### What you are asked to do:
Copy out the listing word for word, from its first line through the line containing "chart-title: Mauritius <box>560", including that line.

(Rows from a layout dataset)
Start
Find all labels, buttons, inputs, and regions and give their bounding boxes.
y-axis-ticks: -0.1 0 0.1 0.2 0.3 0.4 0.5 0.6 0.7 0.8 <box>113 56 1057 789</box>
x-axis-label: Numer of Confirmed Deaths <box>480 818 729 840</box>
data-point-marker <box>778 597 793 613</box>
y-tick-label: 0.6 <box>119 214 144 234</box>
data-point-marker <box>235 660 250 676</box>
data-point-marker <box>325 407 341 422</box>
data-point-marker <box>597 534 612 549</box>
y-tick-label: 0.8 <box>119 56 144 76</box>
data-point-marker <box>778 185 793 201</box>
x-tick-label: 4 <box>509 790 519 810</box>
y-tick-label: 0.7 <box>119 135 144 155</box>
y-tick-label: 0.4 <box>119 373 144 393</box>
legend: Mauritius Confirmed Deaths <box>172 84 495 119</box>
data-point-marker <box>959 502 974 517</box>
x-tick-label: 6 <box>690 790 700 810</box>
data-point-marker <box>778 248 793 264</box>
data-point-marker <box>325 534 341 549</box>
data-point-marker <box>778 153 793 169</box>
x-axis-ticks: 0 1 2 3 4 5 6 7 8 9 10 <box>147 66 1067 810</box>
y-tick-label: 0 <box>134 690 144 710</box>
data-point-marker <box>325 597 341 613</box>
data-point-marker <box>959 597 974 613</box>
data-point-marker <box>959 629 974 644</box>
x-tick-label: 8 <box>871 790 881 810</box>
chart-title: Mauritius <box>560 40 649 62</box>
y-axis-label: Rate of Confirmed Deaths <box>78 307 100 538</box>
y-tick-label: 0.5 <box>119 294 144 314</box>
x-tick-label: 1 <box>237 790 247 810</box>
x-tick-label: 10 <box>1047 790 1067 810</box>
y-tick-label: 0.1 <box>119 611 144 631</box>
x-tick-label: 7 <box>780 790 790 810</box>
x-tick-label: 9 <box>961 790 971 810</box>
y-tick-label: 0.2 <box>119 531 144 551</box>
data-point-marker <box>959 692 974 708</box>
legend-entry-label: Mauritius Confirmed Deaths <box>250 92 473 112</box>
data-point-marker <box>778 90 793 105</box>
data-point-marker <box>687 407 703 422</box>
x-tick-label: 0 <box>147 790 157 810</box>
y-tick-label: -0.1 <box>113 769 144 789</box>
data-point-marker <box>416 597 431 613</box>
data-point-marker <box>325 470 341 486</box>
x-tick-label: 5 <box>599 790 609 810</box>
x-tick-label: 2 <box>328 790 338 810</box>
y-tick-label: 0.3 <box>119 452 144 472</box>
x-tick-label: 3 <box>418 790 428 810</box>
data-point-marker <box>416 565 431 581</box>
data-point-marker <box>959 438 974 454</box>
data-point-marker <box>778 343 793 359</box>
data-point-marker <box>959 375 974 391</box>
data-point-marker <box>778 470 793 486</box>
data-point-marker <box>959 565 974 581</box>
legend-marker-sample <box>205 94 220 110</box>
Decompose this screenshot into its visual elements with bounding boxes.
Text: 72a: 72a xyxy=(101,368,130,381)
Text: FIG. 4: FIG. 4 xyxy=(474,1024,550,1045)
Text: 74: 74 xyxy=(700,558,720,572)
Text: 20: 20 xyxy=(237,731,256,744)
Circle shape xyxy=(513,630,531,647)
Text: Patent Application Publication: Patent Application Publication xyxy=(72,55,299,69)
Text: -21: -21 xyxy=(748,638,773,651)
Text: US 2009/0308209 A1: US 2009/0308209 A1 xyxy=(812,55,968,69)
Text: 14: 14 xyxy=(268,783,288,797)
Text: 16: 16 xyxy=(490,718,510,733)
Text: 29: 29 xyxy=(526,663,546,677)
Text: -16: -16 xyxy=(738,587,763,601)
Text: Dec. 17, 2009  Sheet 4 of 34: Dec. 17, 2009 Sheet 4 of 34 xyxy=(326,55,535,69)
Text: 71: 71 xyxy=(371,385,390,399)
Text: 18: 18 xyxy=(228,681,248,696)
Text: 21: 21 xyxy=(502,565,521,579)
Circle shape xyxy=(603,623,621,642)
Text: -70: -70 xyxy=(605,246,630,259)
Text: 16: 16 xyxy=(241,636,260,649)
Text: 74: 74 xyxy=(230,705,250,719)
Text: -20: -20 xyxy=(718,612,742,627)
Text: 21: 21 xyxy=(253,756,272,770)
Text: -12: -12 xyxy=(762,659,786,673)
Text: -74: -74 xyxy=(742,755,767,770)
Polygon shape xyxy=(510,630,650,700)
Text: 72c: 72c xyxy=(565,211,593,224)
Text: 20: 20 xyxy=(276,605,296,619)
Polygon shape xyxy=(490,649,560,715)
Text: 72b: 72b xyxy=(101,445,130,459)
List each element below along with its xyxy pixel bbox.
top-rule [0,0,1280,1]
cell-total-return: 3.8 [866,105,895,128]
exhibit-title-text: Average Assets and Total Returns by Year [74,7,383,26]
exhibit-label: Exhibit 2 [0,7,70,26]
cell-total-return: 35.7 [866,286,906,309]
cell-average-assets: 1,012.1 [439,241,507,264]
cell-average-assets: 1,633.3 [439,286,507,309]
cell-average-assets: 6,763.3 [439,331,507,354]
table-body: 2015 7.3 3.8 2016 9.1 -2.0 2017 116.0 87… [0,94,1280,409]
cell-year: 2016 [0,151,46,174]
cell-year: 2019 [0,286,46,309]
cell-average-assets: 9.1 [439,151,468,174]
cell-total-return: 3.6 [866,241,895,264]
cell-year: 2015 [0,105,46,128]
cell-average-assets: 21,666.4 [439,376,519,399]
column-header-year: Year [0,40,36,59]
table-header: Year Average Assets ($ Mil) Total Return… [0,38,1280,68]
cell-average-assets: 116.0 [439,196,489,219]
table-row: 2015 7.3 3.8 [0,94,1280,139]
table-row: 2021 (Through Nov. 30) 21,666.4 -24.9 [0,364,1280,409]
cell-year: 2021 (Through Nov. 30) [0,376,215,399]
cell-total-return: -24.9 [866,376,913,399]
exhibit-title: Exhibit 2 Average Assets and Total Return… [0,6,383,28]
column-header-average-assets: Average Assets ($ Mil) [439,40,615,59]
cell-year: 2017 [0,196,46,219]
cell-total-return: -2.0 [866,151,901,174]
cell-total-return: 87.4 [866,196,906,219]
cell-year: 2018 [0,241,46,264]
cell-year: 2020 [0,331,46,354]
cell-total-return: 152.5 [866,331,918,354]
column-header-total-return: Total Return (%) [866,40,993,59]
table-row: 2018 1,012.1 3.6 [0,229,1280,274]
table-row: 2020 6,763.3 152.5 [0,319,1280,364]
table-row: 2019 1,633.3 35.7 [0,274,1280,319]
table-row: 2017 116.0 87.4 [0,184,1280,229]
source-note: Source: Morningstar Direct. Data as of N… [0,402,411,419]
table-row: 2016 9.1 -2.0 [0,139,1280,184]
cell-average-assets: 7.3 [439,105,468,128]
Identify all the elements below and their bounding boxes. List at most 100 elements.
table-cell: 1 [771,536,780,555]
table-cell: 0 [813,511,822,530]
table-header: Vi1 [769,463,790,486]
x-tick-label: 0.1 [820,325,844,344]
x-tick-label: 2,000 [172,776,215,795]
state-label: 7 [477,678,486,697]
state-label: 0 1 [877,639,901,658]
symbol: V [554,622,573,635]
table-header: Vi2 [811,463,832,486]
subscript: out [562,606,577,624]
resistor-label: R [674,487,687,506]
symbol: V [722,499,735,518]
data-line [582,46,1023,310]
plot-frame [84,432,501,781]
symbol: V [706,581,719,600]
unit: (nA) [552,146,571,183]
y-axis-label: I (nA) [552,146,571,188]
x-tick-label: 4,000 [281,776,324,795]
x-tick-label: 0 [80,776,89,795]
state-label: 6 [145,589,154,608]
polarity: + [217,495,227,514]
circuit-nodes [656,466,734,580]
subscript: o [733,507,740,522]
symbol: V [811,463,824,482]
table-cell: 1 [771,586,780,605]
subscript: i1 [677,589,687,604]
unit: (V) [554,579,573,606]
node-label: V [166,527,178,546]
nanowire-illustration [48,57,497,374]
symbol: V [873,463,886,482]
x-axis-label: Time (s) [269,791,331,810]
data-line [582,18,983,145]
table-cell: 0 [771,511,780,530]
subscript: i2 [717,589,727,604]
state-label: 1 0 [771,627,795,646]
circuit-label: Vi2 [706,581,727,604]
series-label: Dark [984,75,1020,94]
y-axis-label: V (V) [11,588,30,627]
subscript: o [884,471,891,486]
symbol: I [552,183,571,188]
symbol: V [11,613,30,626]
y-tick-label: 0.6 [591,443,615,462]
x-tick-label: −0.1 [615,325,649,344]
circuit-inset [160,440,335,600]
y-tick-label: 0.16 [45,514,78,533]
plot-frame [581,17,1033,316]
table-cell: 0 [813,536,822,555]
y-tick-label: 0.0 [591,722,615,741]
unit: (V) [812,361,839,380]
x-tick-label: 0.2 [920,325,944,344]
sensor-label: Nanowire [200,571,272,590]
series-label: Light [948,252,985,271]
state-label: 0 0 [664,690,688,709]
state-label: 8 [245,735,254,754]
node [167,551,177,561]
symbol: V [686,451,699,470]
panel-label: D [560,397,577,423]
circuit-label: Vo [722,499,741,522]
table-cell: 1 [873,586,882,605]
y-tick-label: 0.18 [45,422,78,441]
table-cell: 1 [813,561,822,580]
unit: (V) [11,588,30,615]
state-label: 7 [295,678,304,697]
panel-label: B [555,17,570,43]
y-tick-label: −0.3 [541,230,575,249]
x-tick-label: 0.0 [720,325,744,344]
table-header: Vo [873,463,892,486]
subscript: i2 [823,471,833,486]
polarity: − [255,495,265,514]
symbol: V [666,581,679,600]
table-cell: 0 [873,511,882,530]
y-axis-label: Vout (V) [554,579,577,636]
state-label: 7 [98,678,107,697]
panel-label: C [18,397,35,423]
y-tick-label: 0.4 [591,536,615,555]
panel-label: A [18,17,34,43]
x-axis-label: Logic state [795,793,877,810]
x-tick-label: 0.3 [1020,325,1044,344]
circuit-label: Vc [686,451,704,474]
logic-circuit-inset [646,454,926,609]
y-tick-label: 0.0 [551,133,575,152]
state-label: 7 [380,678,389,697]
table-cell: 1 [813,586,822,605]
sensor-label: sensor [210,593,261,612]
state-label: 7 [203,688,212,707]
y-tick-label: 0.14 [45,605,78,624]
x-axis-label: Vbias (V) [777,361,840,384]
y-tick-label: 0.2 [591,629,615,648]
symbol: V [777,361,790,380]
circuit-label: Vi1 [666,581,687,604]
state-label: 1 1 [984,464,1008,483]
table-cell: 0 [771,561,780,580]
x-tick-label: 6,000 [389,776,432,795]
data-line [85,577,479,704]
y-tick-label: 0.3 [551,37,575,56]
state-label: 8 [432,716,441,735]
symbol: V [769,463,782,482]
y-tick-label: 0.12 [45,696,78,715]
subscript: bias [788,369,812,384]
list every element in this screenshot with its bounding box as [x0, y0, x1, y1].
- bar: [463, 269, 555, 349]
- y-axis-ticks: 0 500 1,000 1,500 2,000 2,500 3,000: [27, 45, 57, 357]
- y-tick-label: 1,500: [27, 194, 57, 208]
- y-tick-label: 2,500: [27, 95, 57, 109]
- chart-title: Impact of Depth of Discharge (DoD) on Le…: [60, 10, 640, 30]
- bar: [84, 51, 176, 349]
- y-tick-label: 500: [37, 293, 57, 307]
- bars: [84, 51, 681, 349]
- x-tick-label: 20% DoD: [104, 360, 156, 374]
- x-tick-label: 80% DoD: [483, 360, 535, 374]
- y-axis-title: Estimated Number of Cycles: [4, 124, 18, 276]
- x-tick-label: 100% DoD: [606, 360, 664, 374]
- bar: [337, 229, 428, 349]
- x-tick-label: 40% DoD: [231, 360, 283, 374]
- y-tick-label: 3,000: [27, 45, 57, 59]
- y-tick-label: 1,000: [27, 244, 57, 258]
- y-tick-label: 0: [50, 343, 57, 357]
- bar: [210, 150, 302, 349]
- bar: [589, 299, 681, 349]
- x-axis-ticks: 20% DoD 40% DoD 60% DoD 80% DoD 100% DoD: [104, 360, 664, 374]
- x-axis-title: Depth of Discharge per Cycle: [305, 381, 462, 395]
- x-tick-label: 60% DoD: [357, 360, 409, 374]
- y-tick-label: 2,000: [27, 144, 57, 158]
End
### Complete answer:
Find all labels, buttons, inputs, and regions and give their bounding boxes.
y-axis-ticks: -0.1 0 0.1 0.2 0.3 0.4 0.5 0.6 0.7 0.8 <box>113 56 1057 789</box>
x-axis-label: Numer of Confirmed Deaths <box>480 818 729 840</box>
data-point-marker <box>778 597 793 613</box>
y-tick-label: 0.6 <box>119 214 144 234</box>
data-point-marker <box>235 660 250 676</box>
data-point-marker <box>325 407 341 422</box>
data-point-marker <box>597 534 612 549</box>
y-tick-label: 0.8 <box>119 56 144 76</box>
data-point-marker <box>778 185 793 201</box>
x-tick-label: 4 <box>509 790 519 810</box>
y-tick-label: 0.7 <box>119 135 144 155</box>
y-tick-label: 0.4 <box>119 373 144 393</box>
legend: Mauritius Confirmed Deaths <box>172 84 495 119</box>
data-point-marker <box>959 502 974 517</box>
x-tick-label: 6 <box>690 790 700 810</box>
data-point-marker <box>778 248 793 264</box>
data-point-marker <box>325 534 341 549</box>
data-point-marker <box>778 153 793 169</box>
x-axis-ticks: 0 1 2 3 4 5 6 7 8 9 10 <box>147 66 1067 810</box>
y-tick-label: 0 <box>134 690 144 710</box>
data-point-marker <box>325 597 341 613</box>
data-point-marker <box>959 597 974 613</box>
data-point-marker <box>959 629 974 644</box>
x-tick-label: 8 <box>871 790 881 810</box>
chart-title: Mauritius <box>560 40 649 62</box>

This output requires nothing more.